Developing an Interactive RAG-Powered Learning Tool

In this project, I set out to create an engaging and personalized learning experience using Retrieval-Augmented Generation (RAG) technology and AI-driven tools. Here’s a detailed look at the journey and outcome.

The Problem Statement

The aim was to address two key challenges:

Implementing a RAG system and developing tools to leverage its capabilities.
Adding text-to-speech functionality to make learning more accessible and interactive.

To determine the tools to develop, I started with some fundamental questions:

How can we make studying more interactive and engaging?
Can we provide instant, accurate answers to students' questions?
Is it possible to generate custom study materials tailored to individual needs?

With these objectives in mind, I ventured into the world of RAG and AI agents.

Developing the RAG System

The core of the project is the Retrieval-Augmented Generation (RAG) system, which I built through the following steps:

Document Ingestion:
Created an ingest.py script to process the NCERT Sound chapter PDF. Used PyPDFLoader and PDFPlumberLoader for robust PDF parsing. Split the text into manageable chunks using RecursiveCharacterTextSplitter.
Vector Database:
Implemented vector_db.py to create a Chroma vector store for efficient similarity searches. Used the sentence-transformers/all-MiniLM-L6-v2 model for generating embeddings, balancing performance and accuracy.
RAG System Implementation:
Developed the RAG system in rag_system.py using Google’s Gemini 1.5 Flash model for generating responses. Integrated context retrieval from the vector store to inform responses.
API Development:
Built a FastAPI backend (app.py) to expose endpoints for generating responses, creating quizzes, and more.
Frontend Design:
Designed a Streamlit frontend (frontend.py) to provide an intuitive interface for students to interact with the system.

Specialized Agents and Tools

To enhance the learning experience, I developed several specialized agents and tools:

Quiz Agent (quiz_agent.py):
Generates dynamic quizzes based on chapter content. Supports multiple question types (e.g., multiple-choice, true/false). Provides instant feedback on user responses.
Diagram Agent (diagram_agent.py):
Creates ASCII flowcharts to visualize complex concepts. Summarizes key chapter topics in an engaging format.
Exam Guide Agent (exam_guide_agent.py):
Generates custom exam guides with important questions and detailed solutions. Tailored for effective test preparation.
Summary Tool (summary_tool.py):
Produces concise summaries for quick revision. Lists important topics in a structured format.

Text-to-Speech Integration

To make learning accessible and interactive, I integrated the Sarvam.ai API for text-to-speech functionality. This feature allows students to:

Listen to answers, summaries, and other content.

**What is being asked**. According to the write-up on the RAG-powered learning tool, why was the sentence-transformers/all-MiniLM-L6-v2 model chosen for generating embeddings? Answer in one to three sentences.

**Entries contained in a dataset**.
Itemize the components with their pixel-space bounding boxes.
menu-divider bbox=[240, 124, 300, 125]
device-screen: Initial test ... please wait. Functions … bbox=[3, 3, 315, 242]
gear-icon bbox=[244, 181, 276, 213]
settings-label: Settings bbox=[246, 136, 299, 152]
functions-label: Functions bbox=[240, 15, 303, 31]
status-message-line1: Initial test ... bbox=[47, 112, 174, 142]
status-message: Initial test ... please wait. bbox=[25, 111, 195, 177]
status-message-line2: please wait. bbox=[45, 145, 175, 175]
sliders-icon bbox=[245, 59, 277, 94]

**Your response**. The sentence-transformers/all-MiniLM-L6-v2 model was used to generate embeddings for the Chroma vector store because it balances performance and accuracy.